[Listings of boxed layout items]
# # # #

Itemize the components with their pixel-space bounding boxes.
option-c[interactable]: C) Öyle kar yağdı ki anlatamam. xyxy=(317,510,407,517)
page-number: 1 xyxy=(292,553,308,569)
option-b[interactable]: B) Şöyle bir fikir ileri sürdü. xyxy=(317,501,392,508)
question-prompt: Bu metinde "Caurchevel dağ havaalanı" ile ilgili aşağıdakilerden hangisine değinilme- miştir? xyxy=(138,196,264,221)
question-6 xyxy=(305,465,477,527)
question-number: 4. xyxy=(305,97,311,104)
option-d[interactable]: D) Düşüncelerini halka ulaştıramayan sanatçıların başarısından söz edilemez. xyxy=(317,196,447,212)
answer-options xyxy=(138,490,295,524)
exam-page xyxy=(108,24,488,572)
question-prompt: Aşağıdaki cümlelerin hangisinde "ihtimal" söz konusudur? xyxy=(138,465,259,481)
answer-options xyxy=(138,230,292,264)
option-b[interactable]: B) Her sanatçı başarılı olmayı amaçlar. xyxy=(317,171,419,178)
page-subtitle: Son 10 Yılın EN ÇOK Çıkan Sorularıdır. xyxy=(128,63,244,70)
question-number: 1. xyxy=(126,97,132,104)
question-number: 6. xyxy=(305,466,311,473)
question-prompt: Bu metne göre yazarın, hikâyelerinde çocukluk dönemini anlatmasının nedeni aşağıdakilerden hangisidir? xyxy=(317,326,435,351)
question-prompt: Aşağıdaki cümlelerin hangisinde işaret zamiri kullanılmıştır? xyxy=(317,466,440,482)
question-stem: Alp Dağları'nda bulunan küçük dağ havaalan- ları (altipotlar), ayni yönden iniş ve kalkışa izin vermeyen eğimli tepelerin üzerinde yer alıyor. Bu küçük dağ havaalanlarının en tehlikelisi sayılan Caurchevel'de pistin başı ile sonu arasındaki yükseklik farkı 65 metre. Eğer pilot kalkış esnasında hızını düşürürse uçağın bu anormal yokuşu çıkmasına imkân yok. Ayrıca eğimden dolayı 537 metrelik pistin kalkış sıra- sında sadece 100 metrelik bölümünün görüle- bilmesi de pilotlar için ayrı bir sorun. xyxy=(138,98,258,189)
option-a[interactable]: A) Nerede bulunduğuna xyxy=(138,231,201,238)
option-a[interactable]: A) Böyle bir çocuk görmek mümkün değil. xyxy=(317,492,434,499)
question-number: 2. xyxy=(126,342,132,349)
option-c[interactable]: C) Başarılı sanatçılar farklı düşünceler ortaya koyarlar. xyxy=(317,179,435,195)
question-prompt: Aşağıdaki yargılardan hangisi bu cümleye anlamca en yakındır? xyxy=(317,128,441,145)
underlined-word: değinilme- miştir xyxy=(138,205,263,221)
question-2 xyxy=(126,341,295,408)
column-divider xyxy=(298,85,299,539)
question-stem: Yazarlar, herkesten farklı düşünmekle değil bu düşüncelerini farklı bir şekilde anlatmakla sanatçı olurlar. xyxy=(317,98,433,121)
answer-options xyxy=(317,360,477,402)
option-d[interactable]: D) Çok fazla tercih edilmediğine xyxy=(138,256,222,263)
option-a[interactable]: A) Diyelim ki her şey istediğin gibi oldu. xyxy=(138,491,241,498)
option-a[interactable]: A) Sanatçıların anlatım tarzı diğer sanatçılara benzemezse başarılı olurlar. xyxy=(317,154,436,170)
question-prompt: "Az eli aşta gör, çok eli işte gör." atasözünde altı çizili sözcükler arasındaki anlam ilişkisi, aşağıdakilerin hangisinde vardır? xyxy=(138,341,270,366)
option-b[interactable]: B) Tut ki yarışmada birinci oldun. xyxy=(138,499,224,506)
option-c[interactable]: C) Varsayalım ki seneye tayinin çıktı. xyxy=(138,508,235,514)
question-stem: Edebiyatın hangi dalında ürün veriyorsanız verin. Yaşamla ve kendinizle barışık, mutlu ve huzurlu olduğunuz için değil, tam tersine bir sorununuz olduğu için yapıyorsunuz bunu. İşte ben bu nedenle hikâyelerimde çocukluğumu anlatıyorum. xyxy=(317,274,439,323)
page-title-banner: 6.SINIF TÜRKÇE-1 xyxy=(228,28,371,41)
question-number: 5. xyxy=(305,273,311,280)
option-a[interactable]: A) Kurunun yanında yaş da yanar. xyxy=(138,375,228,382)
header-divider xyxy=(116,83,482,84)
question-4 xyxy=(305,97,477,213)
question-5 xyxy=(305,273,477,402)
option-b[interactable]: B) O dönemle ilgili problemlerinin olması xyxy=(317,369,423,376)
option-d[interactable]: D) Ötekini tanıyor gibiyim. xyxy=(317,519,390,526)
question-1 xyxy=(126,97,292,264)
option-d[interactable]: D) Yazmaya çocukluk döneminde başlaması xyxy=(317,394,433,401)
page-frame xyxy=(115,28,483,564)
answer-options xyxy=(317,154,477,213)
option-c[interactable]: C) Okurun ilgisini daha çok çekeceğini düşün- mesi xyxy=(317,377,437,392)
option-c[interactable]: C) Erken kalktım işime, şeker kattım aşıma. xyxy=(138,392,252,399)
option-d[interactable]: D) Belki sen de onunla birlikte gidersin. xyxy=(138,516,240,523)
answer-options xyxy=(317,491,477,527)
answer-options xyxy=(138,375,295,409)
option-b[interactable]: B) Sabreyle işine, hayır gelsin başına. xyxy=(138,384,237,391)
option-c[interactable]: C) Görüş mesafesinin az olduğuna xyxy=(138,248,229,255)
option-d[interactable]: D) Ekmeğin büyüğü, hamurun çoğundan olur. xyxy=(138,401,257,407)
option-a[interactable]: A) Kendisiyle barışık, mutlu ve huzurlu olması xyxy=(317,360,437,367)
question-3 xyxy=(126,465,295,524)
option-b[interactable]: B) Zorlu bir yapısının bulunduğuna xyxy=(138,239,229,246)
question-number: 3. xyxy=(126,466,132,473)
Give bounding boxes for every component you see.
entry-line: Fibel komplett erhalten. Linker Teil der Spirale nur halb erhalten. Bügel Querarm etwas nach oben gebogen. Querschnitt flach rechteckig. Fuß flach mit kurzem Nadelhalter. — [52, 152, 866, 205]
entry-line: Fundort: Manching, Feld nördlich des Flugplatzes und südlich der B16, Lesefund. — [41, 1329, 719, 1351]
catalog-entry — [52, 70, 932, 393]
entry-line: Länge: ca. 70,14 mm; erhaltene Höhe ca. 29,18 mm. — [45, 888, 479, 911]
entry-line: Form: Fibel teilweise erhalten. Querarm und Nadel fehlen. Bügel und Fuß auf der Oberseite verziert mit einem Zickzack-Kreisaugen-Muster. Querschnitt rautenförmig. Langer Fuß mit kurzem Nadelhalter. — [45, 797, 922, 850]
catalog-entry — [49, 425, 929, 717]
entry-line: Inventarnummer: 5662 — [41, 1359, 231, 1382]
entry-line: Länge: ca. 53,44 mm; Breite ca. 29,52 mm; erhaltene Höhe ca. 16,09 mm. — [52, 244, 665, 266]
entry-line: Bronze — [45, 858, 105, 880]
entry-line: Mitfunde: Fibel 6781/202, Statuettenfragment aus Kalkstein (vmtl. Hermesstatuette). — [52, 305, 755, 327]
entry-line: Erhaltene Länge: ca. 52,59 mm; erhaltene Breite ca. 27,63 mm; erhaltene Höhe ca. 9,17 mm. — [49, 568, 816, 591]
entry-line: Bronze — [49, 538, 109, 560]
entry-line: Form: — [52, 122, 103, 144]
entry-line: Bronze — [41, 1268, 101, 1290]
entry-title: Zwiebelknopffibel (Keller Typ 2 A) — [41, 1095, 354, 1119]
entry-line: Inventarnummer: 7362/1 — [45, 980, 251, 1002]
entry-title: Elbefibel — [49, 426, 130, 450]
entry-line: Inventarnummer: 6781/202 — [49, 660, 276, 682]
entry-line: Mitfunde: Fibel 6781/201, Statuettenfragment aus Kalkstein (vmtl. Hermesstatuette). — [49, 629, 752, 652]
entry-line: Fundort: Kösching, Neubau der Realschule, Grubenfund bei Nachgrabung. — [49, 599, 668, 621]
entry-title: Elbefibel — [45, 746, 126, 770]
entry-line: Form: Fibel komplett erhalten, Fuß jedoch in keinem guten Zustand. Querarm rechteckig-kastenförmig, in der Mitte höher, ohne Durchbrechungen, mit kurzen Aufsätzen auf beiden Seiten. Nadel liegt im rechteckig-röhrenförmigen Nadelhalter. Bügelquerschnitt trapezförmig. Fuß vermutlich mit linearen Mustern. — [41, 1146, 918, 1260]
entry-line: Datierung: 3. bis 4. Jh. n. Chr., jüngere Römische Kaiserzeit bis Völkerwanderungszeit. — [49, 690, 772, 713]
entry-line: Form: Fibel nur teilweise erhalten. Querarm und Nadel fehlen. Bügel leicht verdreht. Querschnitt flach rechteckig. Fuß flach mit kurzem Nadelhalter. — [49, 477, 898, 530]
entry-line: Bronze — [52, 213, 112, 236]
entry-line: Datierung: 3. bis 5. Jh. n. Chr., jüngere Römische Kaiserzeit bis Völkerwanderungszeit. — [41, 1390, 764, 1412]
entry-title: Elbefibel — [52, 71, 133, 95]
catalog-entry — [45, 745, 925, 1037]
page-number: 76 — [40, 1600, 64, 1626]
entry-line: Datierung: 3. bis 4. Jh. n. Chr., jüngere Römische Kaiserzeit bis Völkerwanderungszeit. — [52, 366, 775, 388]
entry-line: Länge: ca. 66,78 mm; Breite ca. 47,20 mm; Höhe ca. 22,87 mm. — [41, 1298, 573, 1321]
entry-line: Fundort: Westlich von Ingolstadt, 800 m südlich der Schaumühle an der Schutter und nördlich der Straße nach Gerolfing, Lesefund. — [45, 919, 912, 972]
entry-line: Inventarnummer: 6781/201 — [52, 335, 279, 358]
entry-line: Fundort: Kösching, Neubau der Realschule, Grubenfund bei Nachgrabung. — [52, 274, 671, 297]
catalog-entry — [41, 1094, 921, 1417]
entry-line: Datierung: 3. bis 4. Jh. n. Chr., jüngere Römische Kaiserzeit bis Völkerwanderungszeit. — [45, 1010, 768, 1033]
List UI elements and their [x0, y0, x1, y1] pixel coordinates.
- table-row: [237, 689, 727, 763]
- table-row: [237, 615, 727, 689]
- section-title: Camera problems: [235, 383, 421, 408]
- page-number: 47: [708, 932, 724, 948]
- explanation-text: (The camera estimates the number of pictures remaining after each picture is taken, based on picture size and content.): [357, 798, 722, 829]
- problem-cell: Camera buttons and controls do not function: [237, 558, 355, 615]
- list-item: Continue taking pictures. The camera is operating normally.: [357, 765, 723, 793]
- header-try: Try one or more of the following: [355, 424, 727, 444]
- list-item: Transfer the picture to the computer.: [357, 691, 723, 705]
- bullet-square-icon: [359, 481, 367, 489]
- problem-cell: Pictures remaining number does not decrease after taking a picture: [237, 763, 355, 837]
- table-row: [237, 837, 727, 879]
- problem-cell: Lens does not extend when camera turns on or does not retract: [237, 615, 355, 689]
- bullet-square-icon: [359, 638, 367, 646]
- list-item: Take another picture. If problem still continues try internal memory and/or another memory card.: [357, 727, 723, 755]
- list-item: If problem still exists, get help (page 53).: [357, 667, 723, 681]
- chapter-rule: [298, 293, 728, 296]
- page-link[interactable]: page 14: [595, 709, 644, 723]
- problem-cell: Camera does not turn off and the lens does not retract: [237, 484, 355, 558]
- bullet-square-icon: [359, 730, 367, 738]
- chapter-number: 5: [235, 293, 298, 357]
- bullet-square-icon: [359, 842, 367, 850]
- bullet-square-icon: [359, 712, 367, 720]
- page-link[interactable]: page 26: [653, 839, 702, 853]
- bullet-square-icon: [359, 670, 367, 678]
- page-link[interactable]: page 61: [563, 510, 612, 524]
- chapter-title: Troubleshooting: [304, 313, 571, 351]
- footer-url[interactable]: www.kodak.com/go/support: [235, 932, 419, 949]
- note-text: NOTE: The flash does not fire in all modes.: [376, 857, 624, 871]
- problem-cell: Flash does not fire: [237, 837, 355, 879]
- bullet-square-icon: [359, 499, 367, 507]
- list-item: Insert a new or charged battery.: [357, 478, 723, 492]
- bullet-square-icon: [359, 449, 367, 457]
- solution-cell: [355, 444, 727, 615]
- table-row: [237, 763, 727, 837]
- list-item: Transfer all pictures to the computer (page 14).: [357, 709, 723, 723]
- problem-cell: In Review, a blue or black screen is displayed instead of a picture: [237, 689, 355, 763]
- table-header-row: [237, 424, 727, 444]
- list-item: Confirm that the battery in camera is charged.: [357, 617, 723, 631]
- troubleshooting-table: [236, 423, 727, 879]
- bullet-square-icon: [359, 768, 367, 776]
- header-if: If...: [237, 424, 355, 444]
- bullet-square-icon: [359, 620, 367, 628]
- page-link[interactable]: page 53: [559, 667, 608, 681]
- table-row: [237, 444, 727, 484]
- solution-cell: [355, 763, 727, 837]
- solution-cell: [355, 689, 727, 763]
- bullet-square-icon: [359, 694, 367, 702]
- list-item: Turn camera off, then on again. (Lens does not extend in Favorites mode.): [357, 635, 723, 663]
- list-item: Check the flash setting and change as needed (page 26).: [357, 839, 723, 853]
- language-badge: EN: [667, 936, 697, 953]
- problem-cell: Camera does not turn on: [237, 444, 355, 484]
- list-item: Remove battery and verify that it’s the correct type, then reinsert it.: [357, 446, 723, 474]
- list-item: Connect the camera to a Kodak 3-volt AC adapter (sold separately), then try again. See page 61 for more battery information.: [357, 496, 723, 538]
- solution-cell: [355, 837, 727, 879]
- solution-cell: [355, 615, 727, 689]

# # # #

Requirement: Rewrite the entries from the first line through the line containing "question-prompt: Aşağıdaki cümlelerin hangisinde işaret", replacing every "question-number" with "item-number" and leaving everything else as it is.

Answer to this task:
Itemize the components with their pixel-space bounding boxes.
option-c[interactable]: C) Öyle kar yağdı ki anlatamam. xyxy=(317,510,407,517)
page-number: 1 xyxy=(292,553,308,569)
option-b[interactable]: B) Şöyle bir fikir ileri sürdü. xyxy=(317,501,392,508)
question-prompt: Bu metinde "Caurchevel dağ havaalanı" ile ilgili aşağıdakilerden hangisine değinilme- miştir? xyxy=(138,196,264,221)
question-6 xyxy=(305,465,477,527)
item-number: 4. xyxy=(305,97,311,104)
option-d[interactable]: D) Düşüncelerini halka ulaştıramayan sanatçıların başarısından söz edilemez. xyxy=(317,196,447,212)
answer-options xyxy=(138,490,295,524)
exam-page xyxy=(108,24,488,572)
question-prompt: Aşağıdaki cümlelerin hangisinde "ihtimal" söz konusudur? xyxy=(138,465,259,481)
answer-options xyxy=(138,230,292,264)
option-b[interactable]: B) Her sanatçı başarılı olmayı amaçlar. xyxy=(317,171,419,178)
page-subtitle: Son 10 Yılın EN ÇOK Çıkan Sorularıdır. xyxy=(128,63,244,70)
item-number: 1. xyxy=(126,97,132,104)
item-number: 6. xyxy=(305,466,311,473)
question-prompt: Bu metne göre yazarın, hikâyelerinde çocukluk dönemini anlatmasının nedeni aşağıdakilerden hangisidir? xyxy=(317,326,435,351)
question-prompt: Aşağıdaki cümlelerin hangisinde işaret zamiri kullanılmıştır? xyxy=(317,466,440,482)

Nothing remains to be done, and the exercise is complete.